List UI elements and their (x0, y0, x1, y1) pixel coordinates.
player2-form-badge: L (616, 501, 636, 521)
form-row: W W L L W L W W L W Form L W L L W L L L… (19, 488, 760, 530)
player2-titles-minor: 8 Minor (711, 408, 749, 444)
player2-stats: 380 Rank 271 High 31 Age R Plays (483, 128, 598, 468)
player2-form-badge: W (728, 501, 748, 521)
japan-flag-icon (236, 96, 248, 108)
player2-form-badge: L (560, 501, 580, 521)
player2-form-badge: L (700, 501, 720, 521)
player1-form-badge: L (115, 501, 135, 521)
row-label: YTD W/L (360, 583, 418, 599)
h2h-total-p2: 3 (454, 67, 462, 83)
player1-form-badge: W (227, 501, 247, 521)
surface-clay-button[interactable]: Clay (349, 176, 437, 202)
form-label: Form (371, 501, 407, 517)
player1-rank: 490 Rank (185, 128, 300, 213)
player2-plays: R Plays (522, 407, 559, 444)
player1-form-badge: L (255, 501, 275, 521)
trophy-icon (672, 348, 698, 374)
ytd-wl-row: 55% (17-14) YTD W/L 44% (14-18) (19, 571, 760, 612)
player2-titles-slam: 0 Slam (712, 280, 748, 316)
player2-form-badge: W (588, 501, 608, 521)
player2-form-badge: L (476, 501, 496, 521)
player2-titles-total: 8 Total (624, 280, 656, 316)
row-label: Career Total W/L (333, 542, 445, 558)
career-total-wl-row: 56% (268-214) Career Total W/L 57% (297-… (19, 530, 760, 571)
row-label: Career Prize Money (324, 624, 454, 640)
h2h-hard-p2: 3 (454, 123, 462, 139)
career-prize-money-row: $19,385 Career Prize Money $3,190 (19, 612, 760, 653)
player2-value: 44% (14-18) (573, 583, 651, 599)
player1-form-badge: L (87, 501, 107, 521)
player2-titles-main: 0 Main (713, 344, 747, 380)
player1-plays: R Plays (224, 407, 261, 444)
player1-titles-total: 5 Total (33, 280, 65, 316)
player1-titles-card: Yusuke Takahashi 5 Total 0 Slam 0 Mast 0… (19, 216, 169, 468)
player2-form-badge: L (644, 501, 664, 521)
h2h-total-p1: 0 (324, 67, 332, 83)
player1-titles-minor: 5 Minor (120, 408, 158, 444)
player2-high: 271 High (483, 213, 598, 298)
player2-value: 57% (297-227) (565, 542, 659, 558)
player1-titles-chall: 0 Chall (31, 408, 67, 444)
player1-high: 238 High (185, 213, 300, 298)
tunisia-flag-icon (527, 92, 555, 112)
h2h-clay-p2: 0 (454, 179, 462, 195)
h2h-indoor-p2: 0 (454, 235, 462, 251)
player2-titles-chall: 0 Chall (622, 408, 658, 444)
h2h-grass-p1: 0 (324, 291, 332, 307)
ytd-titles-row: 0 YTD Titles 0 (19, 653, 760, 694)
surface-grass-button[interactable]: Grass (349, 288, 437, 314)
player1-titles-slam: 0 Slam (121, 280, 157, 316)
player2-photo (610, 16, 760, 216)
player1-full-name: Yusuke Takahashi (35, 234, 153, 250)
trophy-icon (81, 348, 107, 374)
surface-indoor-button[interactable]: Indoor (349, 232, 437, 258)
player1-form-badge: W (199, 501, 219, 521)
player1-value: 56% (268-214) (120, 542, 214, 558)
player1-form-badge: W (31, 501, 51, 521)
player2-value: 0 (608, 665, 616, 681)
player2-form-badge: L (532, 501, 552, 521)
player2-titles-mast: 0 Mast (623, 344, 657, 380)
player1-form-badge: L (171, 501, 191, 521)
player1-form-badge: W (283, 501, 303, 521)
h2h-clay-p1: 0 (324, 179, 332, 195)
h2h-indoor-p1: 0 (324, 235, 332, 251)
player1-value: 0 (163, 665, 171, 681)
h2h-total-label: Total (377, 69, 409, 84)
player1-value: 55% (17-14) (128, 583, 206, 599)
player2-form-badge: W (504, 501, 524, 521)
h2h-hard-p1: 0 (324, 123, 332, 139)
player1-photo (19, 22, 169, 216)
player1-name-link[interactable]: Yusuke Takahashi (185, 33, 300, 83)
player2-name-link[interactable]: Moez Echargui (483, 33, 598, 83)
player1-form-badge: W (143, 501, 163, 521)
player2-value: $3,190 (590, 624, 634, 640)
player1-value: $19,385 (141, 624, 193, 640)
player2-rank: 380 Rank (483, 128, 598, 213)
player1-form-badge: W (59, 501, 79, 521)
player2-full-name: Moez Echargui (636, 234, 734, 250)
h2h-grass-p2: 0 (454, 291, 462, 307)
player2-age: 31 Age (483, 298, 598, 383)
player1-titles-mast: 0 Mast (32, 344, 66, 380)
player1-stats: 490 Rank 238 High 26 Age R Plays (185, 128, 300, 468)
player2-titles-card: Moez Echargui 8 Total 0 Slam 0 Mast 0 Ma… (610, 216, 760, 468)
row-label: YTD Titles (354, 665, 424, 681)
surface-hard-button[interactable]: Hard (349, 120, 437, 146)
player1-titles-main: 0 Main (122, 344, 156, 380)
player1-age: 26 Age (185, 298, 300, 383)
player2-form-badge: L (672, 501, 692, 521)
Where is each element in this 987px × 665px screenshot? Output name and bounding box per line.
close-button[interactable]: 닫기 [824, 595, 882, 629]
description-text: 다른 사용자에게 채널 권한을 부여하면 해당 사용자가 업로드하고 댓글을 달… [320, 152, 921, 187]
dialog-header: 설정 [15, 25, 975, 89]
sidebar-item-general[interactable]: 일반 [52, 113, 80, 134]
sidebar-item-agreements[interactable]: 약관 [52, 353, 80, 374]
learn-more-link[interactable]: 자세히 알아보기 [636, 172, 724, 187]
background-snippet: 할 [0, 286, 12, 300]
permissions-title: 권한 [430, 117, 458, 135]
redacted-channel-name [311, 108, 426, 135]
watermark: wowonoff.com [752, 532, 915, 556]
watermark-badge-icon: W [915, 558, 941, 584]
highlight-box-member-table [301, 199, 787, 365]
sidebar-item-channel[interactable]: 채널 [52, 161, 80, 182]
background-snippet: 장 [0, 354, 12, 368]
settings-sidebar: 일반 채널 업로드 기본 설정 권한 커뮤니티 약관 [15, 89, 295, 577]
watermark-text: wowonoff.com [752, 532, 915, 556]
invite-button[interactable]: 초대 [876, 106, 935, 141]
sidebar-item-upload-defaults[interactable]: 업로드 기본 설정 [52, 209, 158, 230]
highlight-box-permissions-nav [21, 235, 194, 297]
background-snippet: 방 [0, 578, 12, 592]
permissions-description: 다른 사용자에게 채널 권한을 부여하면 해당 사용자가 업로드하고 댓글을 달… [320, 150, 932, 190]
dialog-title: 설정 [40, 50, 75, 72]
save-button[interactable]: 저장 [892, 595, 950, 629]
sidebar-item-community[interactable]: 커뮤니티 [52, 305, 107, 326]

WHAT THE TASK ASKS ->
Reproduce these rows with "trophy-icon" replaced by "cup-icon", leaving everything else unchanged.

TASK SOLUTION ->
List UI elements and their (x0, y0, x1, y1) pixel coordinates.
player2-form-badge: L (616, 501, 636, 521)
form-row: W W L L W L W W L W Form L W L L W L L L… (19, 488, 760, 530)
player2-titles-minor: 8 Minor (711, 408, 749, 444)
player2-stats: 380 Rank 271 High 31 Age R Plays (483, 128, 598, 468)
player2-form-badge: W (728, 501, 748, 521)
japan-flag-icon (236, 96, 248, 108)
player2-form-badge: L (560, 501, 580, 521)
player2-form-badge: L (700, 501, 720, 521)
player1-form-badge: L (115, 501, 135, 521)
row-label: YTD W/L (360, 583, 418, 599)
h2h-total-p2: 3 (454, 67, 462, 83)
player1-form-badge: W (227, 501, 247, 521)
surface-clay-button[interactable]: Clay (349, 176, 437, 202)
form-label: Form (371, 501, 407, 517)
player1-rank: 490 Rank (185, 128, 300, 213)
player2-plays: R Plays (522, 407, 559, 444)
player1-form-badge: L (255, 501, 275, 521)
cup-icon (672, 348, 698, 374)
ytd-wl-row: 55% (17-14) YTD W/L 44% (14-18) (19, 571, 760, 612)
player2-titles-slam: 0 Slam (712, 280, 748, 316)
player2-form-badge: W (588, 501, 608, 521)
player2-form-badge: L (476, 501, 496, 521)
player2-titles-total: 8 Total (624, 280, 656, 316)
row-label: Career Total W/L (333, 542, 445, 558)
career-total-wl-row: 56% (268-214) Career Total W/L 57% (297-… (19, 530, 760, 571)
row-label: Career Prize Money (324, 624, 454, 640)
h2h-hard-p2: 3 (454, 123, 462, 139)
career-prize-money-row: $19,385 Career Prize Money $3,190 (19, 612, 760, 653)
player2-value: 44% (14-18) (573, 583, 651, 599)
player1-form-badge: L (87, 501, 107, 521)
player2-titles-main: 0 Main (713, 344, 747, 380)
player1-plays: R Plays (224, 407, 261, 444)
player1-titles-total: 5 Total (33, 280, 65, 316)
player1-titles-card: Yusuke Takahashi 5 Total 0 Slam 0 Mast 0… (19, 216, 169, 468)
player2-form-badge: L (644, 501, 664, 521)
h2h-total-p1: 0 (324, 67, 332, 83)
player1-titles-minor: 5 Minor (120, 408, 158, 444)
player2-high: 271 High (483, 213, 598, 298)
player2-value: 57% (297-227) (565, 542, 659, 558)
player1-titles-chall: 0 Chall (31, 408, 67, 444)
player1-high: 238 High (185, 213, 300, 298)
tunisia-flag-icon (527, 92, 555, 112)
h2h-clay-p2: 0 (454, 179, 462, 195)
h2h-indoor-p2: 0 (454, 235, 462, 251)
player2-titles-chall: 0 Chall (622, 408, 658, 444)
h2h-grass-p1: 0 (324, 291, 332, 307)
ytd-titles-row: 0 YTD Titles 0 (19, 653, 760, 694)
surface-grass-button[interactable]: Grass (349, 288, 437, 314)
player1-titles-slam: 0 Slam (121, 280, 157, 316)
player2-photo (610, 16, 760, 216)
player1-full-name: Yusuke Takahashi (35, 234, 153, 250)
cup-icon (81, 348, 107, 374)
surface-indoor-button[interactable]: Indoor (349, 232, 437, 258)
player1-form-badge: W (199, 501, 219, 521)
player1-value: 56% (268-214) (120, 542, 214, 558)
player1-form-badge: W (31, 501, 51, 521)
player2-value: 0 (608, 665, 616, 681)
player2-form-badge: L (532, 501, 552, 521)
player2-titles-mast: 0 Mast (623, 344, 657, 380)
player1-form-badge: L (171, 501, 191, 521)
player1-form-badge: W (283, 501, 303, 521)
h2h-clay-p1: 0 (324, 179, 332, 195)
h2h-indoor-p1: 0 (324, 235, 332, 251)
player1-value: 0 (163, 665, 171, 681)
h2h-total-label: Total (377, 69, 409, 84)
player1-value: 55% (17-14) (128, 583, 206, 599)
player2-form-badge: W (504, 501, 524, 521)
h2h-hard-p1: 0 (324, 123, 332, 139)
player1-photo (19, 22, 169, 216)
player1-name-link[interactable]: Yusuke Takahashi (185, 33, 300, 83)
player2-name-link[interactable]: Moez Echargui (483, 33, 598, 83)
player1-form-badge: W (143, 501, 163, 521)
player2-value: $3,190 (590, 624, 634, 640)
player1-value: $19,385 (141, 624, 193, 640)
player2-rank: 380 Rank (483, 128, 598, 213)
player1-form-badge: W (59, 501, 79, 521)
player2-full-name: Moez Echargui (636, 234, 734, 250)
h2h-grass-p2: 0 (454, 291, 462, 307)
player2-age: 31 Age (483, 298, 598, 383)
player1-titles-mast: 0 Mast (32, 344, 66, 380)
player1-stats: 490 Rank 238 High 26 Age R Plays (185, 128, 300, 468)
player2-titles-card: Moez Echargui 8 Total 0 Slam 0 Mast 0 Ma… (610, 216, 760, 468)
row-label: YTD Titles (354, 665, 424, 681)
surface-hard-button[interactable]: Hard (349, 120, 437, 146)
player1-titles-main: 0 Main (122, 344, 156, 380)
player1-age: 26 Age (185, 298, 300, 383)
player2-form-badge: L (672, 501, 692, 521)
Where is each element in this 987px × 665px screenshot? Output name and bounding box per line.
close-button[interactable]: 닫기 [824, 595, 882, 629]
description-text: 다른 사용자에게 채널 권한을 부여하면 해당 사용자가 업로드하고 댓글을 달… [320, 152, 921, 187]
dialog-header: 설정 [15, 25, 975, 89]
sidebar-item-general[interactable]: 일반 [52, 113, 80, 134]
sidebar-item-agreements[interactable]: 약관 [52, 353, 80, 374]
learn-more-link[interactable]: 자세히 알아보기 [636, 172, 724, 187]
background-snippet: 할 [0, 286, 12, 300]
permissions-title: 권한 [430, 117, 458, 135]
redacted-channel-name [311, 108, 426, 135]
watermark: wowonoff.com [752, 532, 915, 556]
watermark-badge-icon: W [915, 558, 941, 584]
highlight-box-member-table [301, 199, 787, 365]
sidebar-item-channel[interactable]: 채널 [52, 161, 80, 182]
background-snippet: 장 [0, 354, 12, 368]
settings-sidebar: 일반 채널 업로드 기본 설정 권한 커뮤니티 약관 [15, 89, 295, 577]
watermark-text: wowonoff.com [752, 532, 915, 556]
invite-button[interactable]: 초대 [876, 106, 935, 141]
sidebar-item-upload-defaults[interactable]: 업로드 기본 설정 [52, 209, 158, 230]
highlight-box-permissions-nav [21, 235, 194, 297]
background-snippet: 방 [0, 578, 12, 592]
permissions-description: 다른 사용자에게 채널 권한을 부여하면 해당 사용자가 업로드하고 댓글을 달… [320, 150, 932, 190]
dialog-title: 설정 [40, 50, 75, 72]
save-button[interactable]: 저장 [892, 595, 950, 629]
sidebar-item-community[interactable]: 커뮤니티 [52, 305, 107, 326]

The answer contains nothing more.